** OBJECTIVE **
Check every line in the records below for the word "ylabel" and report how many have it, nothing more.

** GIVEN RECORDS **
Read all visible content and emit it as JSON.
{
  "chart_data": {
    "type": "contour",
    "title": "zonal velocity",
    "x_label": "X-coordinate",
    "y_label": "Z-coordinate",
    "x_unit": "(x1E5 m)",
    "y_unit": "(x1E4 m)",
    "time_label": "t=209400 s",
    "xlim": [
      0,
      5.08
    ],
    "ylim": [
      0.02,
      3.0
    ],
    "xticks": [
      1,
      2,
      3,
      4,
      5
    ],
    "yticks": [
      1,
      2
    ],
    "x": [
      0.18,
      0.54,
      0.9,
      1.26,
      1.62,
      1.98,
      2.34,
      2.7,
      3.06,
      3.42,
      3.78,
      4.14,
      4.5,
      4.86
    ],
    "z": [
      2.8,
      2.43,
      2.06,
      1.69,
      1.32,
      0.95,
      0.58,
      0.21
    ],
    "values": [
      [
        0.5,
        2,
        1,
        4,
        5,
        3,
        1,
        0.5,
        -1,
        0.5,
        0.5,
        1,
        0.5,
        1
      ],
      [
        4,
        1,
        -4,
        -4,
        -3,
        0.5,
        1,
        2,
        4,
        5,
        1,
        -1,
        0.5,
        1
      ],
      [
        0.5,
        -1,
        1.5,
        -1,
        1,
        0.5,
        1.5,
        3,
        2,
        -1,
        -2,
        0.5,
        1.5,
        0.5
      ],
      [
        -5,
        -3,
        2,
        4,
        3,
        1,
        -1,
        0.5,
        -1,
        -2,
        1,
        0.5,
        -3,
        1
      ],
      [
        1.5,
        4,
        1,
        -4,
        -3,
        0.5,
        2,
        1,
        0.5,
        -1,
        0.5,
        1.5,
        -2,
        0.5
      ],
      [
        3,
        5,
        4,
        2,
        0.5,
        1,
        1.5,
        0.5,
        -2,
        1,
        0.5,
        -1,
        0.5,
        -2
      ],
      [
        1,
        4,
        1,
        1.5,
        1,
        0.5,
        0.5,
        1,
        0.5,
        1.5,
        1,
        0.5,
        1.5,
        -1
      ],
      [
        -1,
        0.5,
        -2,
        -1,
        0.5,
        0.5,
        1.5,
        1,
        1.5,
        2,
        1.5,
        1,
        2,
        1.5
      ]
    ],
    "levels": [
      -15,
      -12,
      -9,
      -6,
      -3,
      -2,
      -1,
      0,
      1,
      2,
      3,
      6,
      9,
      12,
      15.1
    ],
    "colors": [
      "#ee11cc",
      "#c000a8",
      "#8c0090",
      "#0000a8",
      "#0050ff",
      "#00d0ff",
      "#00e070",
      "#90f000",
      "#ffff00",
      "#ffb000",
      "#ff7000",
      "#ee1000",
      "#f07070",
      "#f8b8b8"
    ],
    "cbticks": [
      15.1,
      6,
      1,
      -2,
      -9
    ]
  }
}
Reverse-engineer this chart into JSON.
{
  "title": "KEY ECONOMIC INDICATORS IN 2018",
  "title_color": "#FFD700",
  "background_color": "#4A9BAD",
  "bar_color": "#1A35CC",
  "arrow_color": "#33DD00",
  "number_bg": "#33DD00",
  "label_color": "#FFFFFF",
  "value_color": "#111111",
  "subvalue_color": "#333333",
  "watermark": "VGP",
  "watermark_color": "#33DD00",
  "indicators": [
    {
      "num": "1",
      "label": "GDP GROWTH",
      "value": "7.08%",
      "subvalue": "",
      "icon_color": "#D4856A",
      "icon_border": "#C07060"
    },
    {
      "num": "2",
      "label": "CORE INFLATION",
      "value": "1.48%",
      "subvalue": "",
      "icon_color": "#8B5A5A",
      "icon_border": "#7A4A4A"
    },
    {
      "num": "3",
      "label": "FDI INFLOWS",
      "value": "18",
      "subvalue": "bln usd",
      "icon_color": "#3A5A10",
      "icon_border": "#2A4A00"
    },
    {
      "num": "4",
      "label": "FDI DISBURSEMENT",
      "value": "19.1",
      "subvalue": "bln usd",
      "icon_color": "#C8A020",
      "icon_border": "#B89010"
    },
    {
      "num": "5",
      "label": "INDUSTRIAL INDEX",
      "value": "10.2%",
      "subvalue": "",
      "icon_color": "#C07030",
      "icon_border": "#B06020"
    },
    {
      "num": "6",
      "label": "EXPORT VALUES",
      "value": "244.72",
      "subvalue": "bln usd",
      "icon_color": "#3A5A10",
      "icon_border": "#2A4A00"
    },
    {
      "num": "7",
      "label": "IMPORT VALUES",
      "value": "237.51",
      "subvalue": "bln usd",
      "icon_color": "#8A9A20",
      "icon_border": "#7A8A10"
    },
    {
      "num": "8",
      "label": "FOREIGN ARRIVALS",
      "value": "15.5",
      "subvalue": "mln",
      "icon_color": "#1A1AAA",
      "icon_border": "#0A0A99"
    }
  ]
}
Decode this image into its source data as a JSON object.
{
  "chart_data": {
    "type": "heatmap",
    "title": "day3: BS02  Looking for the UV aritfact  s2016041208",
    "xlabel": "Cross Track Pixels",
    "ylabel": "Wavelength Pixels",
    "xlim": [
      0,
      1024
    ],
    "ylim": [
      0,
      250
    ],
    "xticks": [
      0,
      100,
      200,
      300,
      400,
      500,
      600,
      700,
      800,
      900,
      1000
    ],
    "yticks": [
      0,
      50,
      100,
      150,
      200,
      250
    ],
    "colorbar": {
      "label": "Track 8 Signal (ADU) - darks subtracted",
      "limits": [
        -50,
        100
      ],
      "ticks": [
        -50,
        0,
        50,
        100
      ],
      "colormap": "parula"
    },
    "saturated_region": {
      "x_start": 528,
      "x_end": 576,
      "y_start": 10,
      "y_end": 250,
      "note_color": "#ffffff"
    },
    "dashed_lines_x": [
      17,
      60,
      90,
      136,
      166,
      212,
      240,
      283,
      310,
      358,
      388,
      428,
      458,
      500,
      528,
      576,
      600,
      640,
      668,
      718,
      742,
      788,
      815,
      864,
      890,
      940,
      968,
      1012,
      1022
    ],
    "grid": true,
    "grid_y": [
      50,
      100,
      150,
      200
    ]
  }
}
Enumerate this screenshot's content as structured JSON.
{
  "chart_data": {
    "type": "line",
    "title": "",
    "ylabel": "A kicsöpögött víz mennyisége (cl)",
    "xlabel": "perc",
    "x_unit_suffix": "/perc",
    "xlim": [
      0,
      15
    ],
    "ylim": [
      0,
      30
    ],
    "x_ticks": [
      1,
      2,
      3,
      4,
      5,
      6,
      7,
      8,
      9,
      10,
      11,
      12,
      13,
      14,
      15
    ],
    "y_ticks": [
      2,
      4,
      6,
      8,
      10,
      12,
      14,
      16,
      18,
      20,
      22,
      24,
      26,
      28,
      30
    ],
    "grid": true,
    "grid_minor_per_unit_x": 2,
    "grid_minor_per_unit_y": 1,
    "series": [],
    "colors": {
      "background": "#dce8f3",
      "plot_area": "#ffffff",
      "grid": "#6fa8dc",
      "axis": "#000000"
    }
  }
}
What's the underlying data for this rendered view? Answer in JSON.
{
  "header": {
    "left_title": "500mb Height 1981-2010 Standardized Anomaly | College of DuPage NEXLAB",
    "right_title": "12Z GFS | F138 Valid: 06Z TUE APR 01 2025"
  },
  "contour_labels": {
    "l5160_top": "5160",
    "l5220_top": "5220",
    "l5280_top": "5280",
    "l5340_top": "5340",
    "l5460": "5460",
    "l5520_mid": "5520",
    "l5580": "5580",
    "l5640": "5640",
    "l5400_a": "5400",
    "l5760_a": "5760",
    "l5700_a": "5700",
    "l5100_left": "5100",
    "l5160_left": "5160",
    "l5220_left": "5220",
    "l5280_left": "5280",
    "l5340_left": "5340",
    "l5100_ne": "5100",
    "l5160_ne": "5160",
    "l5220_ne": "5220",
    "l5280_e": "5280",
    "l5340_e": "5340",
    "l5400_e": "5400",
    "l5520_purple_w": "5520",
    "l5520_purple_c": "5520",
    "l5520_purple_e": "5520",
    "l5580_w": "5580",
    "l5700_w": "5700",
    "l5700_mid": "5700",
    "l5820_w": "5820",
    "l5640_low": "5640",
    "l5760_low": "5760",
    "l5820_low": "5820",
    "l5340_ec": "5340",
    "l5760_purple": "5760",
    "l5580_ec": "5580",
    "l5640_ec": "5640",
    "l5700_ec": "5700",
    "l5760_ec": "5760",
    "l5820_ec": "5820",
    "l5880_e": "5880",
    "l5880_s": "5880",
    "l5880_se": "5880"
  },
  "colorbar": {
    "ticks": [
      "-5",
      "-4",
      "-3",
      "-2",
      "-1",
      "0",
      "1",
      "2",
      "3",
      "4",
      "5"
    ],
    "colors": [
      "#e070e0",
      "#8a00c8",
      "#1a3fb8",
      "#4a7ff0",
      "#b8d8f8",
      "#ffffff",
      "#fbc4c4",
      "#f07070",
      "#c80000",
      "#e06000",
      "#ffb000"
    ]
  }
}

** THE OUTPUT **
2